[start]
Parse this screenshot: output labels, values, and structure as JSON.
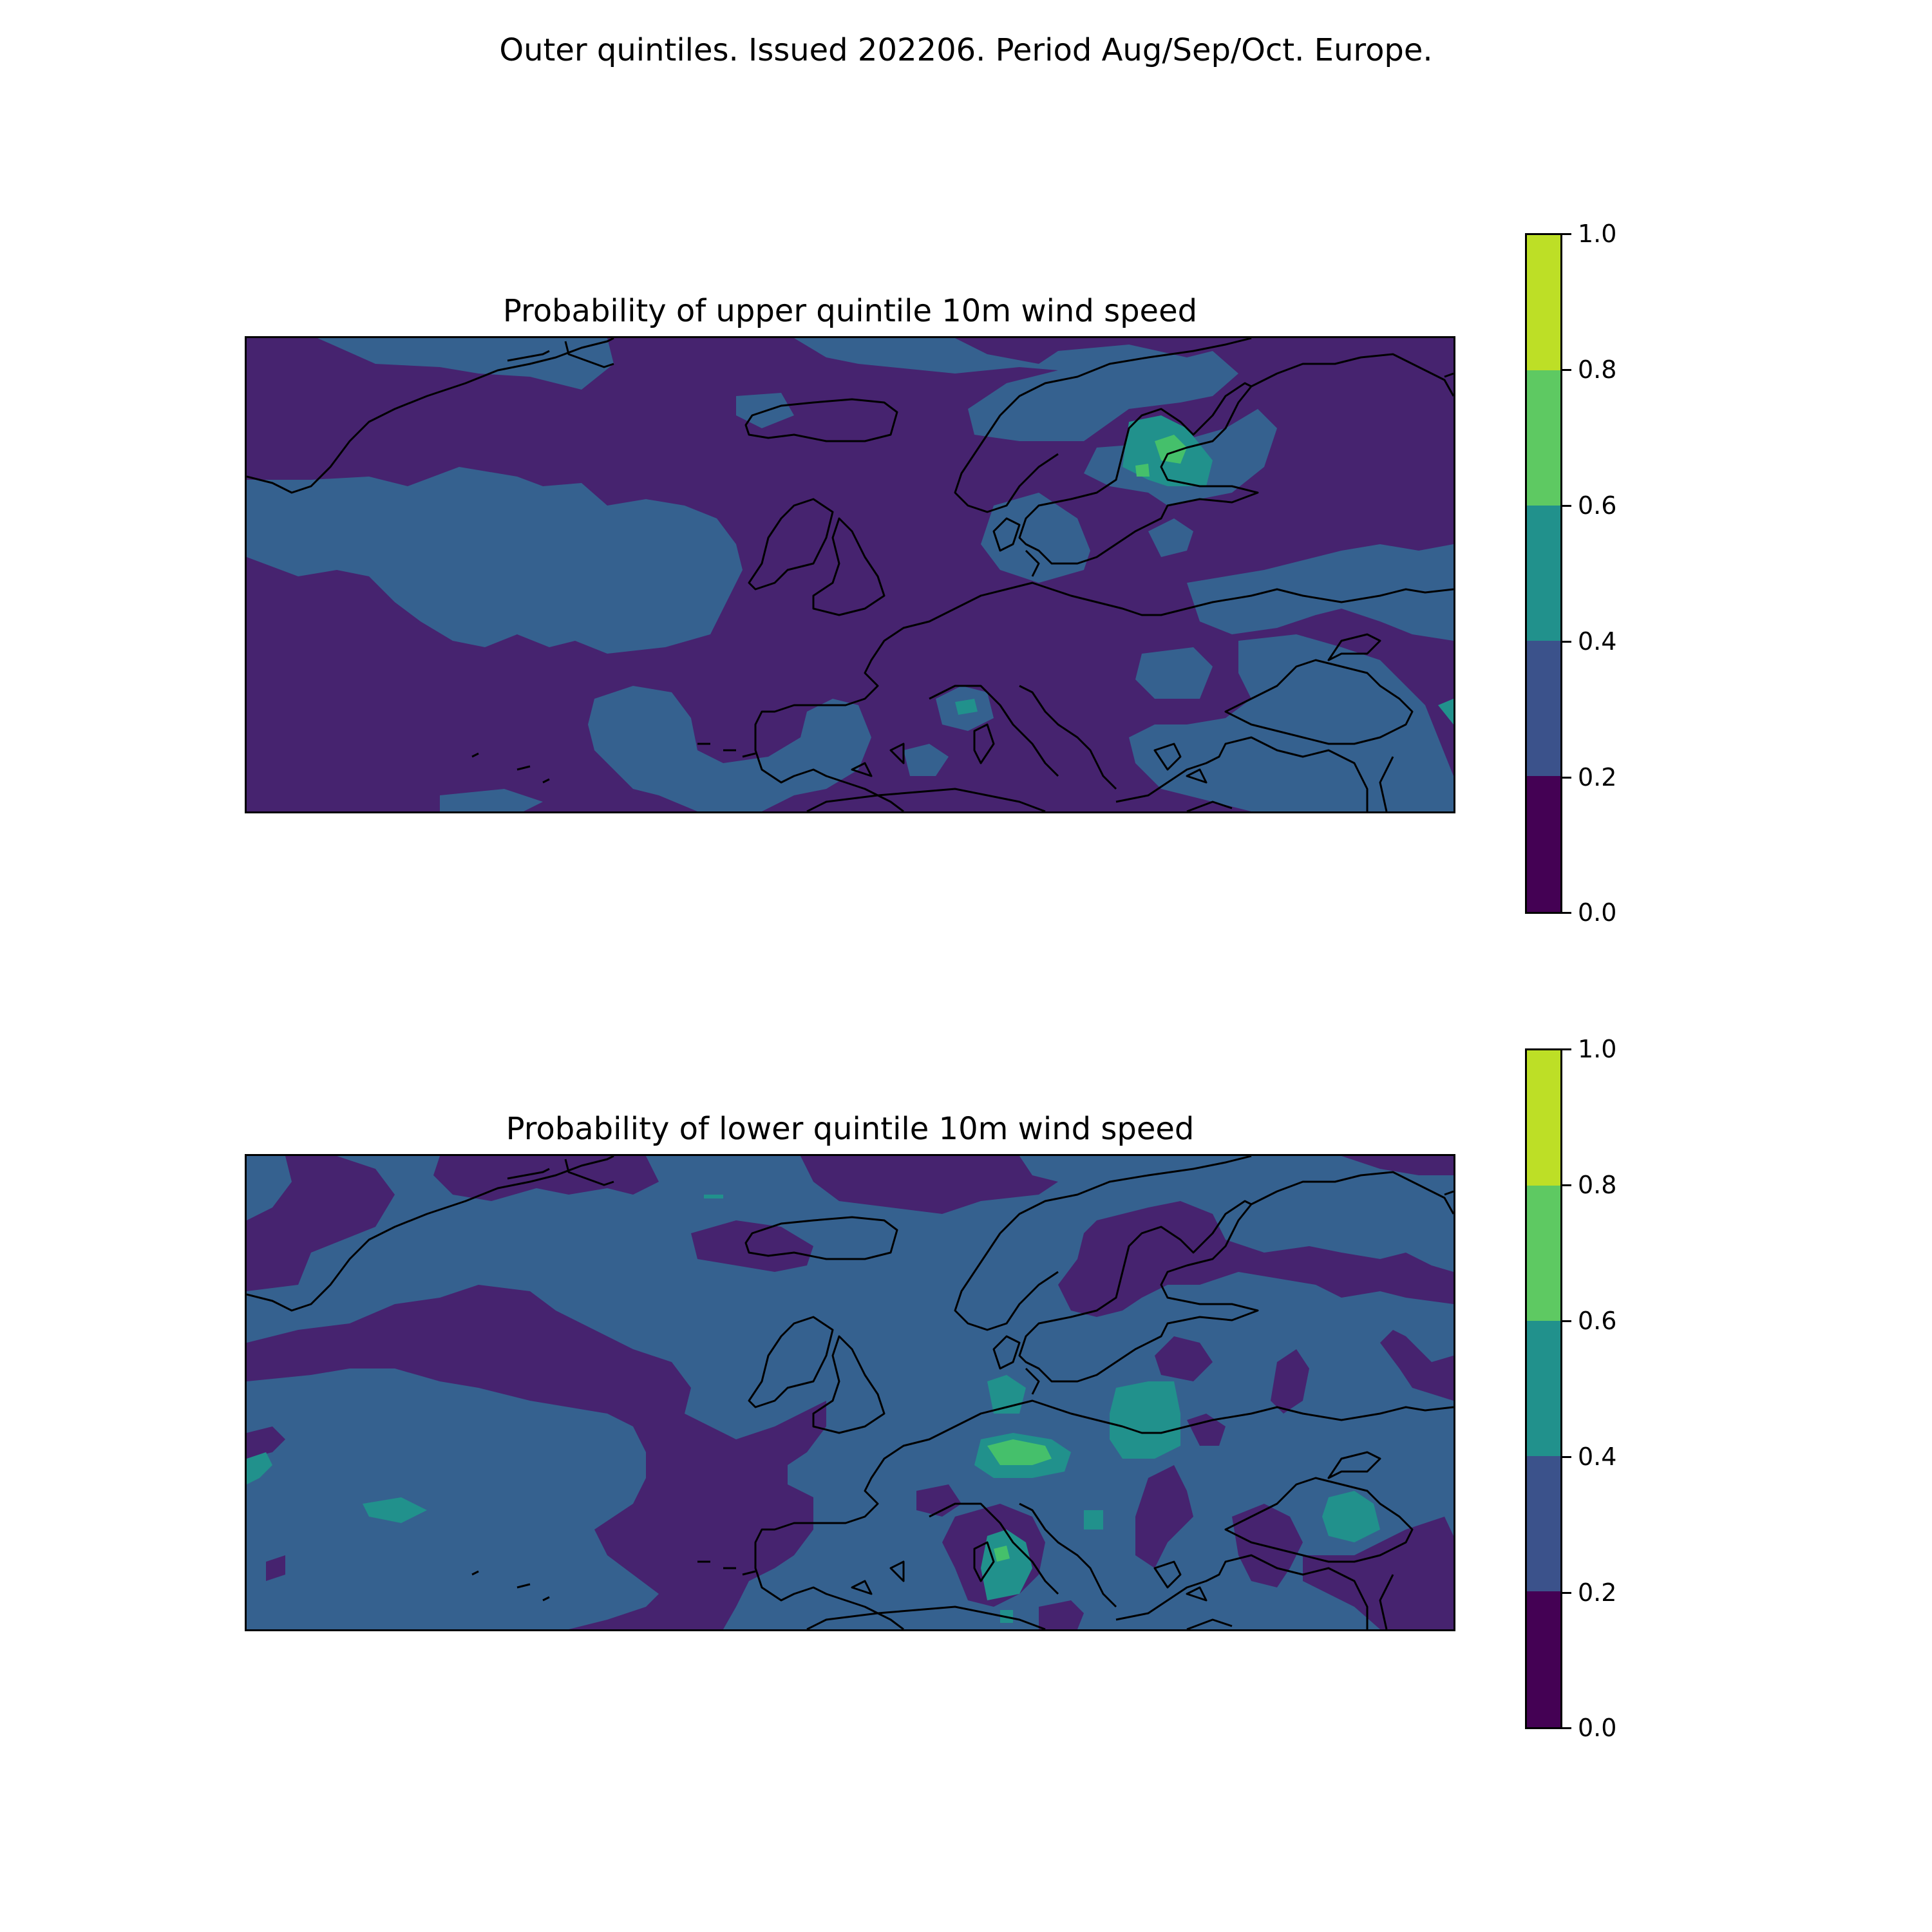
{
  "suptitle": "Outer quintiles. Issued 202206. Period Aug/Sep/Oct. Europe.",
  "colormap": [
    "#440154",
    "#3b528b",
    "#21918c",
    "#5ec962",
    "#bddf26"
  ],
  "panel_colors": [
    "#46236f",
    "#35618f",
    "#21918c",
    "#45c06b",
    "#bddf26"
  ],
  "coastline_color": "#000000",
  "panels": [
    {
      "title": "Probability of upper quintile 10m wind speed",
      "variable": "10m wind speed",
      "quintile": "upper",
      "colorbar": {
        "levels": [
          0.0,
          0.2,
          0.4,
          0.6,
          0.8,
          1.0
        ],
        "tick_labels": [
          "0.0",
          "0.2",
          "0.4",
          "0.6",
          "0.8",
          "1.0"
        ]
      }
    },
    {
      "title": "Probability of lower quintile 10m wind speed",
      "variable": "10m wind speed",
      "quintile": "lower",
      "colorbar": {
        "levels": [
          0.0,
          0.2,
          0.4,
          0.6,
          0.8,
          1.0
        ],
        "tick_labels": [
          "0.0",
          "0.2",
          "0.4",
          "0.6",
          "0.8",
          "1.0"
        ]
      }
    }
  ]
}
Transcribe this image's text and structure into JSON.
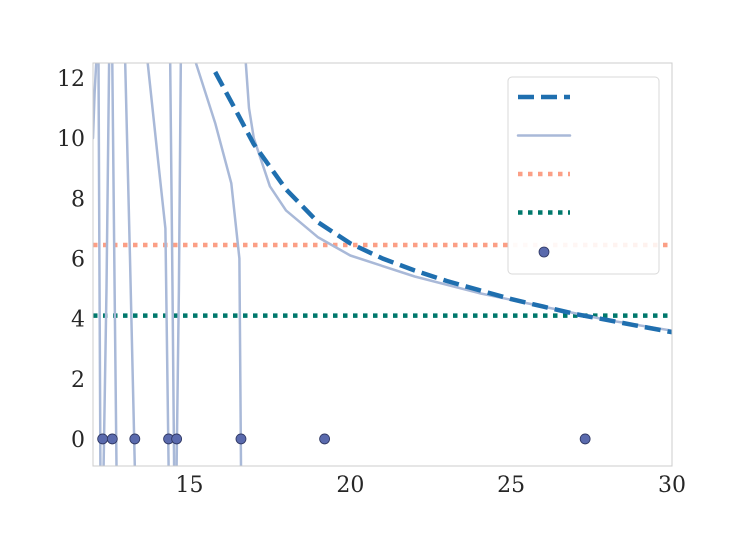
{
  "chart_data": {
    "type": "line",
    "title": "",
    "xlabel": "",
    "ylabel": "",
    "xlim": [
      12,
      30
    ],
    "ylim": [
      -0.9,
      12.5
    ],
    "x_ticks": [
      15,
      20,
      25,
      30
    ],
    "y_ticks": [
      0,
      2,
      4,
      6,
      8,
      10,
      12
    ],
    "grid": false,
    "legend": {
      "placement": "top-right",
      "entries": [
        {
          "kind": "line",
          "style": "dashed",
          "color": "#1f6faf"
        },
        {
          "kind": "line",
          "style": "solid",
          "color": "#a9b9d8"
        },
        {
          "kind": "line",
          "style": "dotted",
          "color": "#fb9f86"
        },
        {
          "kind": "line",
          "style": "dotted",
          "color": "#00786c"
        },
        {
          "kind": "marker",
          "color": "#5a6aad"
        }
      ]
    },
    "series": [
      {
        "style": "dashed",
        "color": "#1f6faf",
        "points": [
          [
            15.8,
            12.2
          ],
          [
            16.5,
            10.8
          ],
          [
            17.0,
            9.8
          ],
          [
            18.0,
            8.3
          ],
          [
            19.0,
            7.2
          ],
          [
            20.0,
            6.5
          ],
          [
            21.0,
            6.0
          ],
          [
            22.0,
            5.6
          ],
          [
            23.0,
            5.25
          ],
          [
            24.0,
            4.95
          ],
          [
            25.0,
            4.65
          ],
          [
            26.0,
            4.4
          ],
          [
            27.0,
            4.15
          ],
          [
            28.0,
            3.95
          ],
          [
            29.0,
            3.75
          ],
          [
            30.0,
            3.55
          ]
        ]
      },
      {
        "style": "solid",
        "color": "#a9b9d8",
        "segments": [
          [
            [
              12.0,
              10.0
            ],
            [
              12.05,
              11.5
            ],
            [
              12.1,
              12.5
            ]
          ],
          [
            [
              12.17,
              12.5
            ],
            [
              12.2,
              6.0
            ],
            [
              12.23,
              -0.9
            ]
          ],
          [
            [
              12.33,
              -0.9
            ],
            [
              12.42,
              5.0
            ],
            [
              12.5,
              12.5
            ]
          ],
          [
            [
              12.6,
              12.5
            ],
            [
              12.67,
              5.0
            ],
            [
              12.73,
              -0.9
            ]
          ],
          [
            [
              13.0,
              12.5
            ],
            [
              13.15,
              6.0
            ],
            [
              13.3,
              -0.9
            ]
          ],
          [
            [
              13.7,
              12.5
            ],
            [
              14.0,
              9.5
            ],
            [
              14.25,
              7.0
            ],
            [
              14.35,
              -0.9
            ]
          ],
          [
            [
              14.4,
              12.5
            ],
            [
              14.47,
              5.0
            ],
            [
              14.52,
              -0.9
            ]
          ],
          [
            [
              14.6,
              -0.9
            ],
            [
              14.67,
              5.0
            ],
            [
              14.73,
              12.5
            ]
          ],
          [
            [
              15.2,
              12.5
            ],
            [
              15.8,
              10.5
            ],
            [
              16.3,
              8.5
            ],
            [
              16.55,
              6.0
            ],
            [
              16.6,
              -0.9
            ]
          ],
          [
            [
              16.75,
              12.5
            ],
            [
              16.85,
              11.0
            ],
            [
              17.0,
              10.0
            ],
            [
              17.5,
              8.4
            ],
            [
              18.0,
              7.6
            ],
            [
              19.0,
              6.7
            ],
            [
              20.0,
              6.1
            ],
            [
              22.0,
              5.4
            ],
            [
              24.0,
              4.85
            ],
            [
              26.0,
              4.4
            ],
            [
              28.0,
              3.95
            ],
            [
              30.0,
              3.6
            ]
          ]
        ]
      },
      {
        "style": "dotted",
        "color": "#fb9f86",
        "points": [
          [
            12.0,
            6.45
          ],
          [
            30.0,
            6.45
          ]
        ]
      },
      {
        "style": "dotted",
        "color": "#00786c",
        "points": [
          [
            12.0,
            4.1
          ],
          [
            30.0,
            4.1
          ]
        ]
      },
      {
        "style": "markers",
        "color": "#5a6aad",
        "points": [
          [
            12.3,
            0
          ],
          [
            12.6,
            0
          ],
          [
            13.3,
            0
          ],
          [
            14.35,
            0
          ],
          [
            14.6,
            0
          ],
          [
            16.6,
            0
          ],
          [
            19.2,
            0
          ],
          [
            27.3,
            0
          ]
        ]
      }
    ]
  }
}
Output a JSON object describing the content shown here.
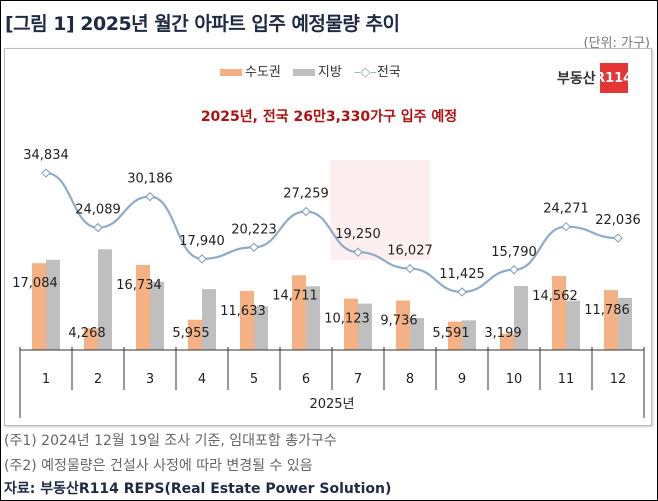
[end]
WRITTEN REQUEST:
Quote each record exactly as it stands, minus the pictures.

ANSWER BELOW:
Parse this screenshot: output labels, values, and structure as JSON.
{
  "suptitle": "Outer quintiles. Issued 202206. Period Aug/Sep/Oct. Europe.",
  "colormap": [
    "#440154",
    "#3b528b",
    "#21918c",
    "#5ec962",
    "#bddf26"
  ],
  "panel_colors": [
    "#46236f",
    "#35618f",
    "#21918c",
    "#45c06b",
    "#bddf26"
  ],
  "coastline_color": "#000000",
  "panels": [
    {
      "title": "Probability of upper quintile 10m wind speed",
      "variable": "10m wind speed",
      "quintile": "upper",
      "colorbar": {
        "levels": [
          0.0,
          0.2,
          0.4,
          0.6,
          0.8,
          1.0
        ],
        "tick_labels": [
          "0.0",
          "0.2",
          "0.4",
          "0.6",
          "0.8",
          "1.0"
        ]
      }
    },
    {
      "title": "Probability of lower quintile 10m wind speed",
      "variable": "10m wind speed",
      "quintile": "lower",
      "colorbar": {
        "levels": [
          0.0,
          0.2,
          0.4,
          0.6,
          0.8,
          1.0
        ],
        "tick_labels": [
          "0.0",
          "0.2",
          "0.4",
          "0.6",
          "0.8",
          "1.0"
        ]
      }
    }
  ]
}
Transcribe this image's text and structure into JSON.
{
  "chart_data": {
    "type": "line",
    "title": "",
    "xlabel": "",
    "ylabel": "",
    "xlim": [
      12,
      30
    ],
    "ylim": [
      -0.9,
      12.5
    ],
    "x_ticks": [
      15,
      20,
      25,
      30
    ],
    "y_ticks": [
      0,
      2,
      4,
      6,
      8,
      10,
      12
    ],
    "grid": false,
    "legend": {
      "placement": "top-right",
      "entries": [
        {
          "kind": "line",
          "style": "dashed",
          "color": "#1f6faf"
        },
        {
          "kind": "line",
          "style": "solid",
          "color": "#a9b9d8"
        },
        {
          "kind": "line",
          "style": "dotted",
          "color": "#fb9f86"
        },
        {
          "kind": "line",
          "style": "dotted",
          "color": "#00786c"
        },
        {
          "kind": "marker",
          "color": "#5a6aad"
        }
      ]
    },
    "series": [
      {
        "style": "dashed",
        "color": "#1f6faf",
        "points": [
          [
            15.8,
            12.2
          ],
          [
            16.5,
            10.8
          ],
          [
            17.0,
            9.8
          ],
          [
            18.0,
            8.3
          ],
          [
            19.0,
            7.2
          ],
          [
            20.0,
            6.5
          ],
          [
            21.0,
            6.0
          ],
          [
            22.0,
            5.6
          ],
          [
            23.0,
            5.25
          ],
          [
            24.0,
            4.95
          ],
          [
            25.0,
            4.65
          ],
          [
            26.0,
            4.4
          ],
          [
            27.0,
            4.15
          ],
          [
            28.0,
            3.95
          ],
          [
            29.0,
            3.75
          ],
          [
            30.0,
            3.55
          ]
        ]
      },
      {
        "style": "solid",
        "color": "#a9b9d8",
        "segments": [
          [
            [
              12.0,
              10.0
            ],
            [
              12.05,
              11.5
            ],
            [
              12.1,
              12.5
            ]
          ],
          [
            [
              12.17,
              12.5
            ],
            [
              12.2,
              6.0
            ],
            [
              12.23,
              -0.9
            ]
          ],
          [
            [
              12.33,
              -0.9
            ],
            [
              12.42,
              5.0
            ],
            [
              12.5,
              12.5
            ]
          ],
          [
            [
              12.6,
              12.5
            ],
            [
              12.67,
              5.0
            ],
            [
              12.73,
              -0.9
            ]
          ],
          [
            [
              13.0,
              12.5
            ],
            [
              13.15,
              6.0
            ],
            [
              13.3,
              -0.9
            ]
          ],
          [
            [
              13.7,
              12.5
            ],
            [
              14.0,
              9.5
            ],
            [
              14.25,
              7.0
            ],
            [
              14.35,
              -0.9
            ]
          ],
          [
            [
              14.4,
              12.5
            ],
            [
              14.47,
              5.0
            ],
            [
              14.52,
              -0.9
            ]
          ],
          [
            [
              14.6,
              -0.9
            ],
            [
              14.67,
              5.0
            ],
            [
              14.73,
              12.5
            ]
          ],
          [
            [
              15.2,
              12.5
            ],
            [
              15.8,
              10.5
            ],
            [
              16.3,
              8.5
            ],
            [
              16.55,
              6.0
            ],
            [
              16.6,
              -0.9
            ]
          ],
          [
            [
              16.75,
              12.5
            ],
            [
              16.85,
              11.0
            ],
            [
              17.0,
              10.0
            ],
            [
              17.5,
              8.4
            ],
            [
              18.0,
              7.6
            ],
            [
              19.0,
              6.7
            ],
            [
              20.0,
              6.1
            ],
            [
              22.0,
              5.4
            ],
            [
              24.0,
              4.85
            ],
            [
              26.0,
              4.4
            ],
            [
              28.0,
              3.95
            ],
            [
              30.0,
              3.6
            ]
          ]
        ]
      },
      {
        "style": "dotted",
        "color": "#fb9f86",
        "points": [
          [
            12.0,
            6.45
          ],
          [
            30.0,
            6.45
          ]
        ]
      },
      {
        "style": "dotted",
        "color": "#00786c",
        "points": [
          [
            12.0,
            4.1
          ],
          [
            30.0,
            4.1
          ]
        ]
      },
      {
        "style": "markers",
        "color": "#5a6aad",
        "points": [
          [
            12.3,
            0
          ],
          [
            12.6,
            0
          ],
          [
            13.3,
            0
          ],
          [
            14.35,
            0
          ],
          [
            14.6,
            0
          ],
          [
            16.6,
            0
          ],
          [
            19.2,
            0
          ],
          [
            27.3,
            0
          ]
        ]
      }
    ]
  }
}
Output a JSON object describing the content shown here.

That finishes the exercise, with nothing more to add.